▶ WRITTEN INSTRUCTION
Will you give the material below again, every line exactly as it is?

▶ Data records
◇ ◇ ◇ ◇

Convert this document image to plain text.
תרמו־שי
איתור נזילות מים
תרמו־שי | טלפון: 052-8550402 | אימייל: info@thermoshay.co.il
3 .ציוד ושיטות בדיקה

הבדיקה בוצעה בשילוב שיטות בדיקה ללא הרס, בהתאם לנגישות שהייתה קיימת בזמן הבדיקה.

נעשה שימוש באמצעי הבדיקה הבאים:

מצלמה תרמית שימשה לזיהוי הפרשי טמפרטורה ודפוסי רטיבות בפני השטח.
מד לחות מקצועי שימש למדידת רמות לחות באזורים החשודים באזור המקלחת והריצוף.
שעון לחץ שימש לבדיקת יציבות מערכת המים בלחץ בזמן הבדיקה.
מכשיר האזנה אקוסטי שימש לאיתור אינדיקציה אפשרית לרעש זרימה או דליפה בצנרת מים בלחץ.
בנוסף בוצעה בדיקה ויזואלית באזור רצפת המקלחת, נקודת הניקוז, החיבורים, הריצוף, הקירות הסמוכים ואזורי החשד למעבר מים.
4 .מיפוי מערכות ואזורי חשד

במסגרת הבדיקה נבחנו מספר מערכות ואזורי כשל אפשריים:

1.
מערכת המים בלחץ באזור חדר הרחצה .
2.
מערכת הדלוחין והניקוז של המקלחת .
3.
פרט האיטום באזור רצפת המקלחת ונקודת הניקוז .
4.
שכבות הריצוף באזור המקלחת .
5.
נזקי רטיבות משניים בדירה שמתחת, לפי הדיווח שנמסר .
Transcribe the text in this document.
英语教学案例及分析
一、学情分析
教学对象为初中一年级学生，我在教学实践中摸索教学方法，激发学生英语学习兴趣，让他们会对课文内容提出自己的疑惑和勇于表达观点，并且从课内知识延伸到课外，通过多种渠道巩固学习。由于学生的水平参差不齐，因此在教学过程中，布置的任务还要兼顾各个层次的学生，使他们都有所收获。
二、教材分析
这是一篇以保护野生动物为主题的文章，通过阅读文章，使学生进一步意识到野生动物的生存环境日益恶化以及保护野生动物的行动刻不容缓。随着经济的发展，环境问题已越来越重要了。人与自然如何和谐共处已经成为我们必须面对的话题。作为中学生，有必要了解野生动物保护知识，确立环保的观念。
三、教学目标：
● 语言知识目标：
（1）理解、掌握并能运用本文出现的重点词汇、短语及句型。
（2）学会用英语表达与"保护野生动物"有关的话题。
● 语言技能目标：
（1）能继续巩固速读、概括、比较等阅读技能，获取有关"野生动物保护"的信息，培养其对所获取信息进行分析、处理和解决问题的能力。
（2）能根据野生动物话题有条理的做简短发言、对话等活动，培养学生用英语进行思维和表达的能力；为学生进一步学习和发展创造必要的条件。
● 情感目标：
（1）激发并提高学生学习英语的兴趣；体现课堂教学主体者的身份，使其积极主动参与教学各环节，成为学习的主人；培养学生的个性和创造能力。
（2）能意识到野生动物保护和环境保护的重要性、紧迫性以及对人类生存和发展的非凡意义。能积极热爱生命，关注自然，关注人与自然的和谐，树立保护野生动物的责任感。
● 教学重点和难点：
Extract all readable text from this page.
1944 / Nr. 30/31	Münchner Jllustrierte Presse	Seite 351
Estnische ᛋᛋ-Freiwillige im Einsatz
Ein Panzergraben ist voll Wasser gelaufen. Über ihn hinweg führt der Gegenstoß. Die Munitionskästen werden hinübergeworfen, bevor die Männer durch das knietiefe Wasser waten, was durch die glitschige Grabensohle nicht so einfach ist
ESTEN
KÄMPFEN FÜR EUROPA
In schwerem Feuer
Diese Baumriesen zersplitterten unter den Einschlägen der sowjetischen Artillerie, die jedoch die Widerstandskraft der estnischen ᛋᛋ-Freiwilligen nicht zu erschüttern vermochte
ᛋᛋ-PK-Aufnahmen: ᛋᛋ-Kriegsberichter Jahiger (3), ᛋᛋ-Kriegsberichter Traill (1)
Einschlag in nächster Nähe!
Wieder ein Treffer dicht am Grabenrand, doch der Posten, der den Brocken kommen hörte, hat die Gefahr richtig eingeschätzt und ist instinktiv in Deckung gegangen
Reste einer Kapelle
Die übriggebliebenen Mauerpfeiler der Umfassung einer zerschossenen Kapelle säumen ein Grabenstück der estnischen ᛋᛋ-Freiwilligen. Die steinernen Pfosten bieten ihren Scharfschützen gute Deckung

◇ ◇ ◇ ◇

▶ EXERCISE SOLUTION
Convert this document image to plain text.
תרמו־שי
איתור נזילות מים
תרמו־שי | טלפון: 052-8550402 | אימייל: info@thermoshay.co.il
3 .ציוד ושיטות בדיקה

הבדיקה בוצעה בשילוב שיטות בדיקה ללא הרס, בהתאם לנגישות שהייתה קיימת בזמן הבדיקה.

נעשה שימוש באמצעי הבדיקה הבאים:

מצלמה תרמית שימשה לזיהוי הפרשי טמפרטורה ודפוסי רטיבות בפני השטח.
מד לחות מקצועי שימש למדידת רמות לחות באזורים החשודים באזור המקלחת והריצוף.
שעון לחץ שימש לבדיקת יציבות מערכת המים בלחץ בזמן הבדיקה.
מכשיר האזנה אקוסטי שימש לאיתור אינדיקציה אפשרית לרעש זרימה או דליפה בצנרת מים בלחץ.
בנוסף בוצעה בדיקה ויזואלית באזור רצפת המקלחת, נקודת הניקוז, החיבורים, הריצוף, הקירות הסמוכים ואזורי החשד למעבר מים.
4 .מיפוי מערכות ואזורי חשד

במסגרת הבדיקה נבחנו מספר מערכות ואזורי כשל אפשריים:

1.
מערכת המים בלחץ באזור חדר הרחצה .
2.
מערכת הדלוחין והניקוז של המקלחת .
3.
פרט האיטום באזור רצפת המקלחת ונקודת הניקוז .
4.
שכבות הריצוף באזור המקלחת .
5.
נזקי רטיבות משניים בדירה שמתחת, לפי הדיווח שנמסר .
Transcribe the text in this document.
英语教学案例及分析
一、学情分析
教学对象为初中一年级学生，我在教学实践中摸索教学方法，激发学生英语学习兴趣，让他们会对课文内容提出自己的疑惑和勇于表达观点，并且从课内知识延伸到课外，通过多种渠道巩固学习。由于学生的水平参差不齐，因此在教学过程中，布置的任务还要兼顾各个层次的学生，使他们都有所收获。
二、教材分析
这是一篇以保护野生动物为主题的文章，通过阅读文章，使学生进一步意识到野生动物的生存环境日益恶化以及保护野生动物的行动刻不容缓。随着经济的发展，环境问题已越来越重要了。人与自然如何和谐共处已经成为我们必须面对的话题。作为中学生，有必要了解野生动物保护知识，确立环保的观念。
三、教学目标：
● 语言知识目标：
（1）理解、掌握并能运用本文出现的重点词汇、短语及句型。
（2）学会用英语表达与"保护野生动物"有关的话题。
● 语言技能目标：
（1）能继续巩固速读、概括、比较等阅读技能，获取有关"野生动物保护"的信息，培养其对所获取信息进行分析、处理和解决问题的能力。
（2）能根据野生动物话题有条理的做简短发言、对话等活动，培养学生用英语进行思维和表达的能力；为学生进一步学习和发展创造必要的条件。
● 情感目标：
（1）激发并提高学生学习英语的兴趣；体现课堂教学主体者的身份，使其积极主动参与教学各环节，成为学习的主人；培养学生的个性和创造能力。
（2）能意识到野生动物保护和环境保护的重要性、紧迫性以及对人类生存和发展的非凡意义。能积极热爱生命，关注自然，关注人与自然的和谐，树立保护野生动物的责任感。
● 教学重点和难点：
Extract all readable text from this page.
1944 / Nr. 30/31	Münchner Jllustrierte Presse	Seite 351
Estnische ᛋᛋ-Freiwillige im Einsatz
Ein Panzergraben ist voll Wasser gelaufen. Über ihn hinweg führt der Gegenstoß. Die Munitionskästen werden hinübergeworfen, bevor die Männer durch das knietiefe Wasser waten, was durch die glitschige Grabensohle nicht so einfach ist
ESTEN
KÄMPFEN FÜR EUROPA
In schwerem Feuer
Diese Baumriesen zersplitterten unter den Einschlägen der sowjetischen Artillerie, die jedoch die Widerstandskraft der estnischen ᛋᛋ-Freiwilligen nicht zu erschüttern vermochte
ᛋᛋ-PK-Aufnahmen: ᛋᛋ-Kriegsberichter Jahiger (3), ᛋᛋ-Kriegsberichter Traill (1)
Einschlag in nächster Nähe!
Wieder ein Treffer dicht am Grabenrand, doch der Posten, der den Brocken kommen hörte, hat die Gefahr richtig eingeschätzt und ist instinktiv in Deckung gegangen
Reste einer Kapelle
Die übriggebliebenen Mauerpfeiler der Umfassung einer zerschossenen Kapelle säumen ein Grabenstück der estnischen ᛋᛋ-Freiwilligen. Die steinernen Pfosten bieten ihren Scharfschützen gute Deckung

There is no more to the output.